:: The input ::
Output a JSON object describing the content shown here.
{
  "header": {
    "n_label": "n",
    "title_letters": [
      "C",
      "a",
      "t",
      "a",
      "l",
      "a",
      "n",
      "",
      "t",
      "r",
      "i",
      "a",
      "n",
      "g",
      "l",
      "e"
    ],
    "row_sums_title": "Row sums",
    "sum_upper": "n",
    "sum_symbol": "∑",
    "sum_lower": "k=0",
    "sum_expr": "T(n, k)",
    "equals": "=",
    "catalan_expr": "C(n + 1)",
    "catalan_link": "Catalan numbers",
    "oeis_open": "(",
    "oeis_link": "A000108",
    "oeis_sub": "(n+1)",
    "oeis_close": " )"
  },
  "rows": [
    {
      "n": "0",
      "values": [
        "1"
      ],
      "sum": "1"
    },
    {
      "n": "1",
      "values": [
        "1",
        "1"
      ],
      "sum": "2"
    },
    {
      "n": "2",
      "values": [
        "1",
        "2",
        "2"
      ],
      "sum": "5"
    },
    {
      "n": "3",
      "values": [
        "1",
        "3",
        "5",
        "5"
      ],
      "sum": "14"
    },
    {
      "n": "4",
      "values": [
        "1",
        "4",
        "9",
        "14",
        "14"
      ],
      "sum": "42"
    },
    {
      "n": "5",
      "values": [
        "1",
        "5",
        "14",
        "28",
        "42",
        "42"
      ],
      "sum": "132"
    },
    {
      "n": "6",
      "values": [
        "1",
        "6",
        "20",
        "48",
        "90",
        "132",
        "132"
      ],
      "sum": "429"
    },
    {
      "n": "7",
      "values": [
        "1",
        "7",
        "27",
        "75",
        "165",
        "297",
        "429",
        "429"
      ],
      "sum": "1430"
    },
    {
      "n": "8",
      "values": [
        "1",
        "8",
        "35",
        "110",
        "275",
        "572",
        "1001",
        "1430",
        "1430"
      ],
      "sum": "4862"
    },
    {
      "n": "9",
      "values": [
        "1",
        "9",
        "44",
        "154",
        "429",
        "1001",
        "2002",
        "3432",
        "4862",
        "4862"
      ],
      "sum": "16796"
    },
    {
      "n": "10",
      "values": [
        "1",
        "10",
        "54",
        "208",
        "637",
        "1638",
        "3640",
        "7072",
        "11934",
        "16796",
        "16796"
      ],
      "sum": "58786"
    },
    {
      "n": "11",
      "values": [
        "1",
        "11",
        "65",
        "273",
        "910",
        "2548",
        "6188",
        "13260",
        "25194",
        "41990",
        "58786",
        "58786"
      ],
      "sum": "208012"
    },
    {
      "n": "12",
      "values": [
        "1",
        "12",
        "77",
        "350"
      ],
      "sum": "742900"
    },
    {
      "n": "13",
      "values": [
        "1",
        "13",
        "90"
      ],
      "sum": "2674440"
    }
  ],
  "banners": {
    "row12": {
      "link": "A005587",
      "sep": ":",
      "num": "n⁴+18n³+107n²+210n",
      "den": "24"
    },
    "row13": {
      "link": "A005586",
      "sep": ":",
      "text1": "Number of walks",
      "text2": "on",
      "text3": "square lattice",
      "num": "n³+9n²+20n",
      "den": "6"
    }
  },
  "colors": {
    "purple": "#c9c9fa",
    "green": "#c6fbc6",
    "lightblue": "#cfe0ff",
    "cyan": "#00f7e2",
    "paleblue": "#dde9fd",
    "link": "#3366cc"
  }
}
:::
Exercise prompt — Restate each record word for word.

Output for this exercise —
Output a JSON object describing the content shown here.
{
  "header": {
    "n_label": "n",
    "title_letters": [
      "C",
      "a",
      "t",
      "a",
      "l",
      "a",
      "n",
      "",
      "t",
      "r",
      "i",
      "a",
      "n",
      "g",
      "l",
      "e"
    ],
    "row_sums_title": "Row sums",
    "sum_upper": "n",
    "sum_symbol": "∑",
    "sum_lower": "k=0",
    "sum_expr": "T(n, k)",
    "equals": "=",
    "catalan_expr": "C(n + 1)",
    "catalan_link": "Catalan numbers",
    "oeis_open": "(",
    "oeis_link": "A000108",
    "oeis_sub": "(n+1)",
    "oeis_close": " )"
  },
  "rows": [
    {
      "n": "0",
      "values": [
        "1"
      ],
      "sum": "1"
    },
    {
      "n": "1",
      "values": [
        "1",
        "1"
      ],
      "sum": "2"
    },
    {
      "n": "2",
      "values": [
        "1",
        "2",
        "2"
      ],
      "sum": "5"
    },
    {
      "n": "3",
      "values": [
        "1",
        "3",
        "5",
        "5"
      ],
      "sum": "14"
    },
    {
      "n": "4",
      "values": [
        "1",
        "4",
        "9",
        "14",
        "14"
      ],
      "sum": "42"
    },
    {
      "n": "5",
      "values": [
        "1",
        "5",
        "14",
        "28",
        "42",
        "42"
      ],
      "sum": "132"
    },
    {
      "n": "6",
      "values": [
        "1",
        "6",
        "20",
        "48",
        "90",
        "132",
        "132"
      ],
      "sum": "429"
    },
    {
      "n": "7",
      "values": [
        "1",
        "7",
        "27",
        "75",
        "165",
        "297",
        "429",
        "429"
      ],
      "sum": "1430"
    },
    {
      "n": "8",
      "values": [
        "1",
        "8",
        "35",
        "110",
        "275",
        "572",
        "1001",
        "1430",
        "1430"
      ],
      "sum": "4862"
    },
    {
      "n": "9",
      "values": [
        "1",
        "9",
        "44",
        "154",
        "429",
        "1001",
        "2002",
        "3432",
        "4862",
        "4862"
      ],
      "sum": "16796"
    },
    {
      "n": "10",
      "values": [
        "1",
        "10",
        "54",
        "208",
        "637",
        "1638",
        "3640",
        "7072",
        "11934",
        "16796",
        "16796"
      ],
      "sum": "58786"
    },
    {
      "n": "11",
      "values": [
        "1",
        "11",
        "65",
        "273",
        "910",
        "2548",
        "6188",
        "13260",
        "25194",
        "41990",
        "58786",
        "58786"
      ],
      "sum": "208012"
    },
    {
      "n": "12",
      "values": [
        "1",
        "12",
        "77",
        "350"
      ],
      "sum": "742900"
    },
    {
      "n": "13",
      "values": [
        "1",
        "13",
        "90"
      ],
      "sum": "2674440"
    }
  ],
  "banners": {
    "row12": {
      "link": "A005587",
      "sep": ":",
      "num": "n⁴+18n³+107n²+210n",
      "den": "24"
    },
    "row13": {
      "link": "A005586",
      "sep": ":",
      "text1": "Number of walks",
      "text2": "on",
      "text3": "square lattice",
      "num": "n³+9n²+20n",
      "den": "6"
    }
  },
  "colors": {
    "purple": "#c9c9fa",
    "green": "#c6fbc6",
    "lightblue": "#cfe0ff",
    "cyan": "#00f7e2",
    "paleblue": "#dde9fd",
    "link": "#3366cc"
  }
}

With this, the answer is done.